— START OF AVAILABLE RECORDS —

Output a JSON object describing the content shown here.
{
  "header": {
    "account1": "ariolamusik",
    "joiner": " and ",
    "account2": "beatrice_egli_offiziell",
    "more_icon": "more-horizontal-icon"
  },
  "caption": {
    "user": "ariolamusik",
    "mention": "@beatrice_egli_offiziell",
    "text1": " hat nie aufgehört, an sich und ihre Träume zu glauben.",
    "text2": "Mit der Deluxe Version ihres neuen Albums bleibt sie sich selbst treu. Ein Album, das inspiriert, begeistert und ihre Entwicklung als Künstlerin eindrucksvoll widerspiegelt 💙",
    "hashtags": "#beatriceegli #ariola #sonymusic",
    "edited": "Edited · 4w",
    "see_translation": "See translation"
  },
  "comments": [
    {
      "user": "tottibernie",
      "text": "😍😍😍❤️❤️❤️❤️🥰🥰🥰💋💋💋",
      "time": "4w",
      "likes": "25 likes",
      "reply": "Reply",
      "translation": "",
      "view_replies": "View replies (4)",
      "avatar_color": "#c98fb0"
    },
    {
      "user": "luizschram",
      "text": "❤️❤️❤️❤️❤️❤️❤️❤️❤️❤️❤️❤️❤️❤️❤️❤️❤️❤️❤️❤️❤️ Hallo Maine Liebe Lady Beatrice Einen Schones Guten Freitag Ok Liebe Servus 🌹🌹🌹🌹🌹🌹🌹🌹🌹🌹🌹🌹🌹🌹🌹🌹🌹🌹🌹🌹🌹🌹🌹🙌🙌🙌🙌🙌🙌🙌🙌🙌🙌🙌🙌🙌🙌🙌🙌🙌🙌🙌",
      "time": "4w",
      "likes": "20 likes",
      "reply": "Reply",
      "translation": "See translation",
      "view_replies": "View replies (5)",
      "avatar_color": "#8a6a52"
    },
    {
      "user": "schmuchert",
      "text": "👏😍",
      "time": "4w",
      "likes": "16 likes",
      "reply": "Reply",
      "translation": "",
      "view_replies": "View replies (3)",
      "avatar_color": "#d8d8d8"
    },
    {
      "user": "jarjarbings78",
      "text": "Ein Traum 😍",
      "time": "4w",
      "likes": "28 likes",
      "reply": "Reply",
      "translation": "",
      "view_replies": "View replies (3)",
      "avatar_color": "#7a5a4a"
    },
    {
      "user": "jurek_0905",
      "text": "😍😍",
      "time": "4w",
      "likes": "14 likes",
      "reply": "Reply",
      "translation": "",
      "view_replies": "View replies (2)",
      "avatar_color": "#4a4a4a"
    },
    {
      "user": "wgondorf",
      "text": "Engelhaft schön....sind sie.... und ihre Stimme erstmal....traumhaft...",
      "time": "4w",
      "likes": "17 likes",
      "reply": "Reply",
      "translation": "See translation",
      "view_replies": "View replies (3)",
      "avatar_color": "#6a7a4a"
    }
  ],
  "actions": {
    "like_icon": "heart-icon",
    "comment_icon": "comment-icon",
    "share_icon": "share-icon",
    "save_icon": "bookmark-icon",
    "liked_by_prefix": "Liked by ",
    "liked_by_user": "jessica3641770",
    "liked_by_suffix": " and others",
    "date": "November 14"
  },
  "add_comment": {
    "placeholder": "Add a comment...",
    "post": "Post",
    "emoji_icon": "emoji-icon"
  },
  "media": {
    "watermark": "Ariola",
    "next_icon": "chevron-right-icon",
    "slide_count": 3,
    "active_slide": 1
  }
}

— END OF AVAILABLE RECORDS —

**WHAT YOU WILL DO**
Pull every line containing "ariolamusik" from the material above.

**ANSWER TO THIS TASK**
    "account1": "ariolamusik",
    "user": "ariolamusik",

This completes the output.